■ PROBLEM ■
Word for word, and without a single picture, repeat the entries.

■ PROVIDED RECORDS ■
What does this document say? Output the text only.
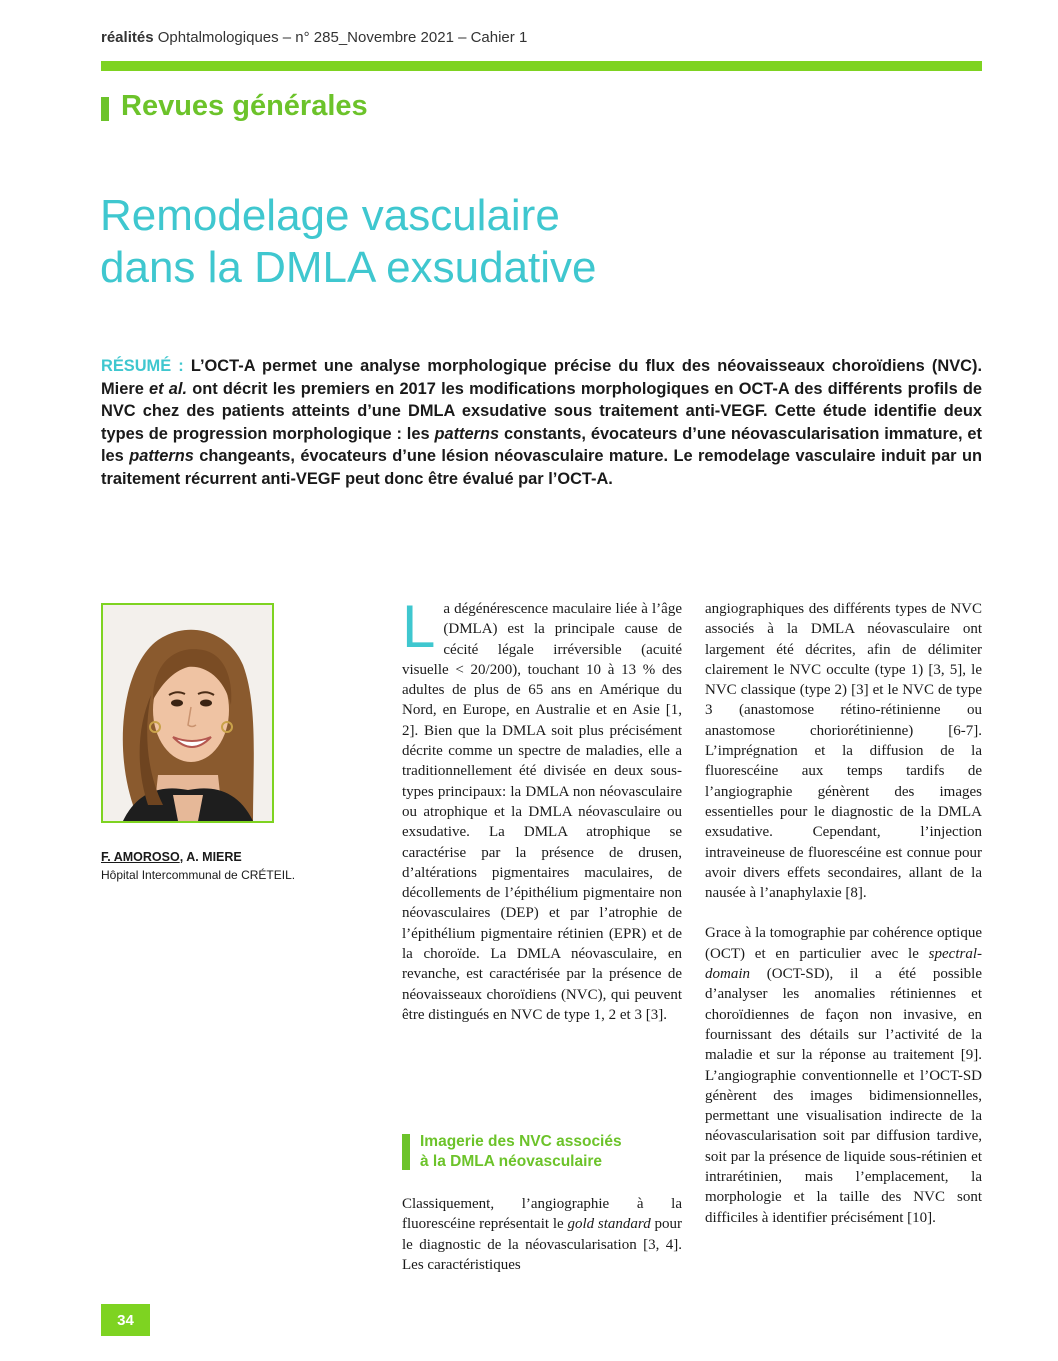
réalités Ophtalmologiques – n° 285_Novembre 2021 – Cahier 1
Revues générales
Remodelage vasculaire
dans la DMLA exsudative

RÉSUMÉ : L’OCT-A permet une analyse morphologique précise du flux des néovaisseaux choroïdiens (NVC). Miere et al. ont décrit les premiers en 2017 les modifications morphologiques en OCT-A des différents profils de NVC chez des patients atteints d’une DMLA exsudative sous traitement anti-VEGF. Cette étude identifie deux types de progression morphologique : les patterns constants, évocateurs d’une néovascularisation immature, et les patterns changeants, évocateurs d’une lésion néovasculaire mature. Le remodelage vasculaire induit par un traitement récurrent anti-VEGF peut donc être évalué par l’OCT-A.

F. AMOROSO, A. MIERE
Hôpital Intercommunal de CRÉTEIL.

La dégénérescence maculaire liée à l’âge (DMLA) est la principale cause de cécité légale irréversible (acuité visuelle < 20/200), touchant 10 à 13 % des adultes de plus de 65 ans en Amérique du Nord, en Europe, en Australie et en Asie [1, 2]. Bien que la DMLA soit plus précisément décrite comme un spectre de maladies, elle a traditionnellement été divisée en deux sous-types principaux: la DMLA non néovasculaire ou atrophique et la DMLA néovasculaire ou exsudative. La DMLA atrophique se caractérise par la présence de drusen, d’altérations pigmentaires maculaires, de décollements de l’épithélium pigmentaire non néovasculaires (DEP) et par l’atrophie de l’épithélium pigmentaire rétinien (EPR) et de la choroïde. La DMLA néovasculaire, en revanche, est caractérisée par la présence de néovaisseaux choroïdiens (NVC), qui peuvent être distingués en NVC de type 1, 2 et 3 [3].

Imagerie des NVC associés
à la DMLA néovasculaire

Classiquement, l’angiographie à la fluorescéine représentait le gold standard pour le diagnostic de la néovascularisation [3, 4]. Les caractéristiques

angiographiques des différents types de NVC associés à la DMLA néovasculaire ont largement été décrites, afin de délimiter clairement le NVC occulte (type 1) [3, 5], le NVC classique (type 2) [3] et le NVC de type 3 (anastomose rétino-rétinienne ou anastomose choriorétinienne) [6-7]. L’imprégnation et la diffusion de la fluorescéine aux temps tardifs de l’angiographie génèrent des images essentielles pour le diagnostic de la DMLA exsudative. Cependant, l’injection intraveineuse de fluorescéine est connue pour avoir divers effets secondaires, allant de la nausée à l’anaphylaxie [8].

Grace à la tomographie par cohérence optique (OCT) et en particulier avec le spectral-domain (OCT-SD), il a été possible d’analyser les anomalies rétiniennes et choroïdiennes de façon non invasive, en fournissant des détails sur l’activité de la maladie et sur la réponse au traitement [9]. L’angiographie conventionnelle et l’OCT-SD génèrent des images bidimensionnelles, permettant une visualisation indirecte de la néovascularisation soit par diffusion tardive, soit par la présence de liquide sous-rétinien et intrarétinien, mais l’emplacement, la morphologie et la taille des NVC sont difficiles à identifier précisément [10].

34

■ YOUR SOLUTION ■
What does this document say? Output the text only.
réalités Ophtalmologiques – n° 285_Novembre 2021 – Cahier 1
Revues générales
Remodelage vasculaire
dans la DMLA exsudative

RÉSUMÉ : L’OCT-A permet une analyse morphologique précise du flux des néovaisseaux choroïdiens (NVC). Miere et al. ont décrit les premiers en 2017 les modifications morphologiques en OCT-A des différents profils de NVC chez des patients atteints d’une DMLA exsudative sous traitement anti-VEGF. Cette étude identifie deux types de progression morphologique : les patterns constants, évocateurs d’une néovascularisation immature, et les patterns changeants, évocateurs d’une lésion néovasculaire mature. Le remodelage vasculaire induit par un traitement récurrent anti-VEGF peut donc être évalué par l’OCT-A.

F. AMOROSO, A. MIERE
Hôpital Intercommunal de CRÉTEIL.

La dégénérescence maculaire liée à l’âge (DMLA) est la principale cause de cécité légale irréversible (acuité visuelle < 20/200), touchant 10 à 13 % des adultes de plus de 65 ans en Amérique du Nord, en Europe, en Australie et en Asie [1, 2]. Bien que la DMLA soit plus précisément décrite comme un spectre de maladies, elle a traditionnellement été divisée en deux sous-types principaux: la DMLA non néovasculaire ou atrophique et la DMLA néovasculaire ou exsudative. La DMLA atrophique se caractérise par la présence de drusen, d’altérations pigmentaires maculaires, de décollements de l’épithélium pigmentaire non néovasculaires (DEP) et par l’atrophie de l’épithélium pigmentaire rétinien (EPR) et de la choroïde. La DMLA néovasculaire, en revanche, est caractérisée par la présence de néovaisseaux choroïdiens (NVC), qui peuvent être distingués en NVC de type 1, 2 et 3 [3].

Imagerie des NVC associés
à la DMLA néovasculaire

Classiquement, l’angiographie à la fluorescéine représentait le gold standard pour le diagnostic de la néovascularisation [3, 4]. Les caractéristiques

angiographiques des différents types de NVC associés à la DMLA néovasculaire ont largement été décrites, afin de délimiter clairement le NVC occulte (type 1) [3, 5], le NVC classique (type 2) [3] et le NVC de type 3 (anastomose rétino-rétinienne ou anastomose choriorétinienne) [6-7]. L’imprégnation et la diffusion de la fluorescéine aux temps tardifs de l’angiographie génèrent des images essentielles pour le diagnostic de la DMLA exsudative. Cependant, l’injection intraveineuse de fluorescéine est connue pour avoir divers effets secondaires, allant de la nausée à l’anaphylaxie [8].

Grace à la tomographie par cohérence optique (OCT) et en particulier avec le spectral-domain (OCT-SD), il a été possible d’analyser les anomalies rétiniennes et choroïdiennes de façon non invasive, en fournissant des détails sur l’activité de la maladie et sur la réponse au traitement [9]. L’angiographie conventionnelle et l’OCT-SD génèrent des images bidimensionnelles, permettant une visualisation indirecte de la néovascularisation soit par diffusion tardive, soit par la présence de liquide sous-rétinien et intrarétinien, mais l’emplacement, la morphologie et la taille des NVC sont difficiles à identifier précisément [10].

34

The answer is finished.